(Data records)
★ ★ ★
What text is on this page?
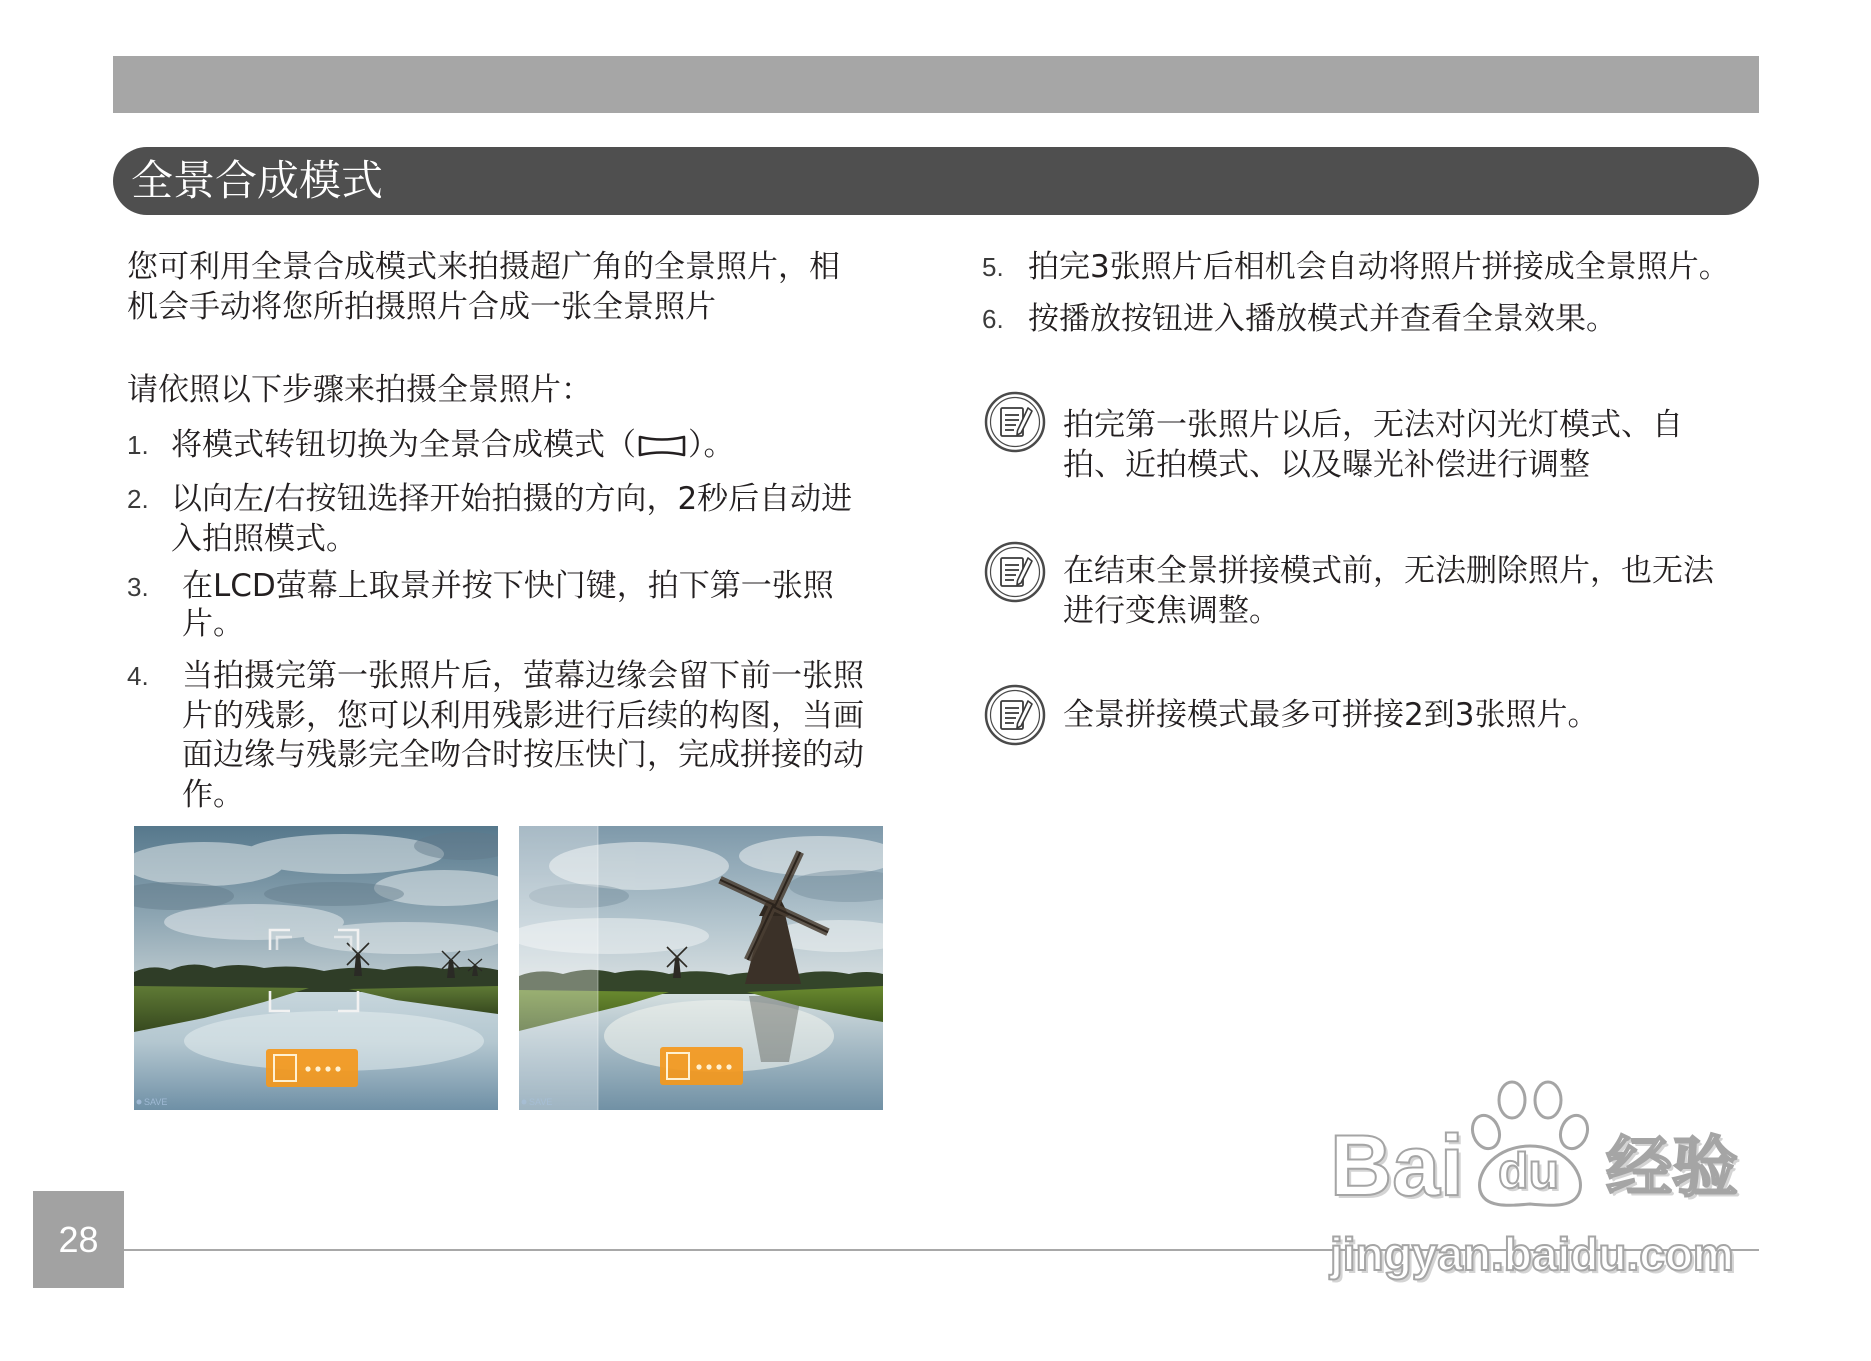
全景合成模式
您可利用全景合成模式来拍摄超广角的全景照片，相
机会手动将您所拍摄照片合成一张全景照片
请依照以下步骤来拍摄全景照片：
1. 将模式转钮切换为全景合成模式（ ）。
2. 以向左/右按钮选择开始拍摄的方向，2秒后自动进
入拍照模式。
3. 在LCD萤幕上取景并按下快门键，拍下第一张照
片。
4. 当拍摄完第一张照片后，萤幕边缘会留下前一张照
片的残影，您可以利用残影进行后续的构图，当画
面边缘与残影完全吻合时按压快门，完成拼接的动
作。
SAVE	SAVE
5. 拍完3张照片后相机会自动将照片拼接成全景照片。
6. 按播放按钮进入播放模式并查看全景效果。
拍完第一张照片以后，无法对闪光灯模式、自
拍、近拍模式、以及曝光补偿进行调整
在结束全景拼接模式前，无法删除照片，也无法
进行变焦调整。
全景拼接模式最多可拼接2到3张照片。
28
Bai du 经验
jingyan.baidu.com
★ ★ ★
REQUIRED TASK:
Repeat each entry exactly as it appears; skip any picture.

IN RESPONSE:
What text is on this page?
全景合成模式
您可利用全景合成模式来拍摄超广角的全景照片，相
机会手动将您所拍摄照片合成一张全景照片
请依照以下步骤来拍摄全景照片：
1. 将模式转钮切换为全景合成模式（ ）。
2. 以向左/右按钮选择开始拍摄的方向，2秒后自动进
入拍照模式。
3. 在LCD萤幕上取景并按下快门键，拍下第一张照
片。
4. 当拍摄完第一张照片后，萤幕边缘会留下前一张照
片的残影，您可以利用残影进行后续的构图，当画
面边缘与残影完全吻合时按压快门，完成拼接的动
作。
SAVE	SAVE
5. 拍完3张照片后相机会自动将照片拼接成全景照片。
6. 按播放按钮进入播放模式并查看全景效果。
拍完第一张照片以后，无法对闪光灯模式、自
拍、近拍模式、以及曝光补偿进行调整
在结束全景拼接模式前，无法删除照片，也无法
进行变焦调整。
全景拼接模式最多可拼接2到3张照片。
28
Bai du 经验
jingyan.baidu.com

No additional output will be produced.